#### Short problem
Transcribe all of the material below word for word and leave out its pictures.

#### Extracted data
************

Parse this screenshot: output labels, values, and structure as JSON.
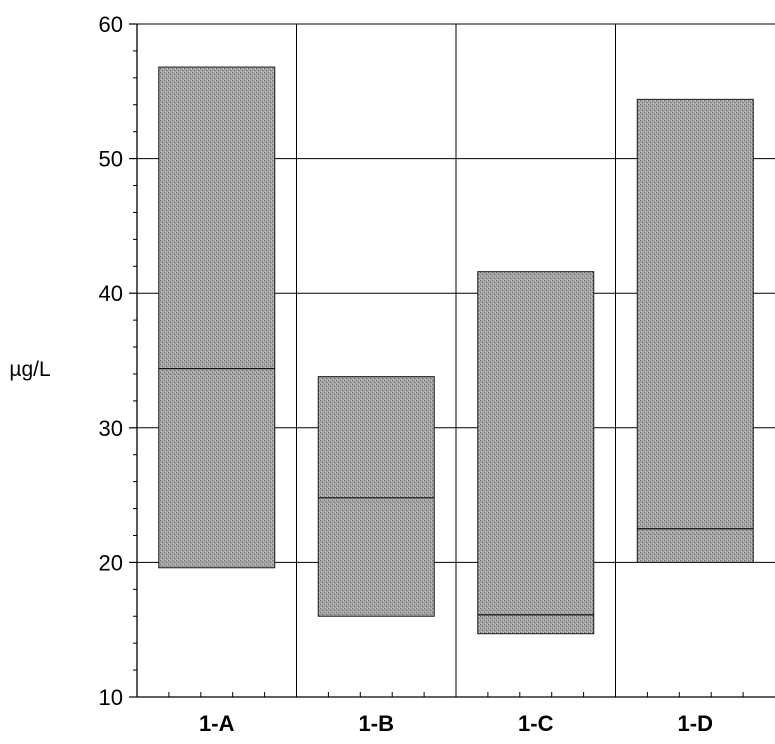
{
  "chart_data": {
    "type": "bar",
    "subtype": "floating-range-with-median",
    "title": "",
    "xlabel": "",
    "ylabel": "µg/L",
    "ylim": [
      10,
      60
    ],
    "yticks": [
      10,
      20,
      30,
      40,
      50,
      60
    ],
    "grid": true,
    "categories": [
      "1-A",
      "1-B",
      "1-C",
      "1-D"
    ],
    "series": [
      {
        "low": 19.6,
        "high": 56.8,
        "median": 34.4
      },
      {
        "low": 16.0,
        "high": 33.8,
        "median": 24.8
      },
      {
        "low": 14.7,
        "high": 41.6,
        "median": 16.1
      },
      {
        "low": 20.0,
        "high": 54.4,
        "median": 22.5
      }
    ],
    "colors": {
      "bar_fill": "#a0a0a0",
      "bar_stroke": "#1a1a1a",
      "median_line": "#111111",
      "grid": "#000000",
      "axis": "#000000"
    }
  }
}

************

#### Task response
Parse this screenshot: output labels, values, and structure as JSON.
{
  "chart_data": {
    "type": "bar",
    "subtype": "floating-range-with-median",
    "title": "",
    "xlabel": "",
    "ylabel": "µg/L",
    "ylim": [
      10,
      60
    ],
    "yticks": [
      10,
      20,
      30,
      40,
      50,
      60
    ],
    "grid": true,
    "categories": [
      "1-A",
      "1-B",
      "1-C",
      "1-D"
    ],
    "series": [
      {
        "low": 19.6,
        "high": 56.8,
        "median": 34.4
      },
      {
        "low": 16.0,
        "high": 33.8,
        "median": 24.8
      },
      {
        "low": 14.7,
        "high": 41.6,
        "median": 16.1
      },
      {
        "low": 20.0,
        "high": 54.4,
        "median": 22.5
      }
    ],
    "colors": {
      "bar_fill": "#a0a0a0",
      "bar_stroke": "#1a1a1a",
      "median_line": "#111111",
      "grid": "#000000",
      "axis": "#000000"
    }
  }
}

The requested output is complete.